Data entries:

◇ ◇ ◇ ◇ ◇

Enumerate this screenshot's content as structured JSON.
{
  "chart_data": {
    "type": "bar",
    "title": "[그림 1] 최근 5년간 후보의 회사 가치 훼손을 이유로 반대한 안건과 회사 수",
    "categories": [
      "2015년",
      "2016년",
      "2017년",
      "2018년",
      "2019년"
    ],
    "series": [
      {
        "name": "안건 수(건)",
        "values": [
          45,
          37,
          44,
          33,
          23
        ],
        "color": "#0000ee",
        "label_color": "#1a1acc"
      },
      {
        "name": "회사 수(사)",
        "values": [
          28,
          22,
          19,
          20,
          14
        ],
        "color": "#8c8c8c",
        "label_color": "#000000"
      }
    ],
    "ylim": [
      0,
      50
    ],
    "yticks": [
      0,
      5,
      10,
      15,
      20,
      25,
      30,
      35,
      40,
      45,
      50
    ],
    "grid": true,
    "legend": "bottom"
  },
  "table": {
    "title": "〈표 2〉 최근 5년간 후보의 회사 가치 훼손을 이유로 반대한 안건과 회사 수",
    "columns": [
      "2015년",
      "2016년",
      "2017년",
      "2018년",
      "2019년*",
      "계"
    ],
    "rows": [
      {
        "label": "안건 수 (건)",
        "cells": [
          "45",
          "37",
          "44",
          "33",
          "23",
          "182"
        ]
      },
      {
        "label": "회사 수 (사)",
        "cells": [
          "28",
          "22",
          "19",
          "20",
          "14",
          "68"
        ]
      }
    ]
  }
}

◇ ◇ ◇ ◇ ◇

Task instructions: Take the records above and return them exactly as written.

Response below:
Enumerate this screenshot's content as structured JSON.
{
  "chart_data": {
    "type": "bar",
    "title": "[그림 1] 최근 5년간 후보의 회사 가치 훼손을 이유로 반대한 안건과 회사 수",
    "categories": [
      "2015년",
      "2016년",
      "2017년",
      "2018년",
      "2019년"
    ],
    "series": [
      {
        "name": "안건 수(건)",
        "values": [
          45,
          37,
          44,
          33,
          23
        ],
        "color": "#0000ee",
        "label_color": "#1a1acc"
      },
      {
        "name": "회사 수(사)",
        "values": [
          28,
          22,
          19,
          20,
          14
        ],
        "color": "#8c8c8c",
        "label_color": "#000000"
      }
    ],
    "ylim": [
      0,
      50
    ],
    "yticks": [
      0,
      5,
      10,
      15,
      20,
      25,
      30,
      35,
      40,
      45,
      50
    ],
    "grid": true,
    "legend": "bottom"
  },
  "table": {
    "title": "〈표 2〉 최근 5년간 후보의 회사 가치 훼손을 이유로 반대한 안건과 회사 수",
    "columns": [
      "2015년",
      "2016년",
      "2017년",
      "2018년",
      "2019년*",
      "계"
    ],
    "rows": [
      {
        "label": "안건 수 (건)",
        "cells": [
          "45",
          "37",
          "44",
          "33",
          "23",
          "182"
        ]
      },
      {
        "label": "회사 수 (사)",
        "cells": [
          "28",
          "22",
          "19",
          "20",
          "14",
          "68"
        ]
      }
    ]
  }
}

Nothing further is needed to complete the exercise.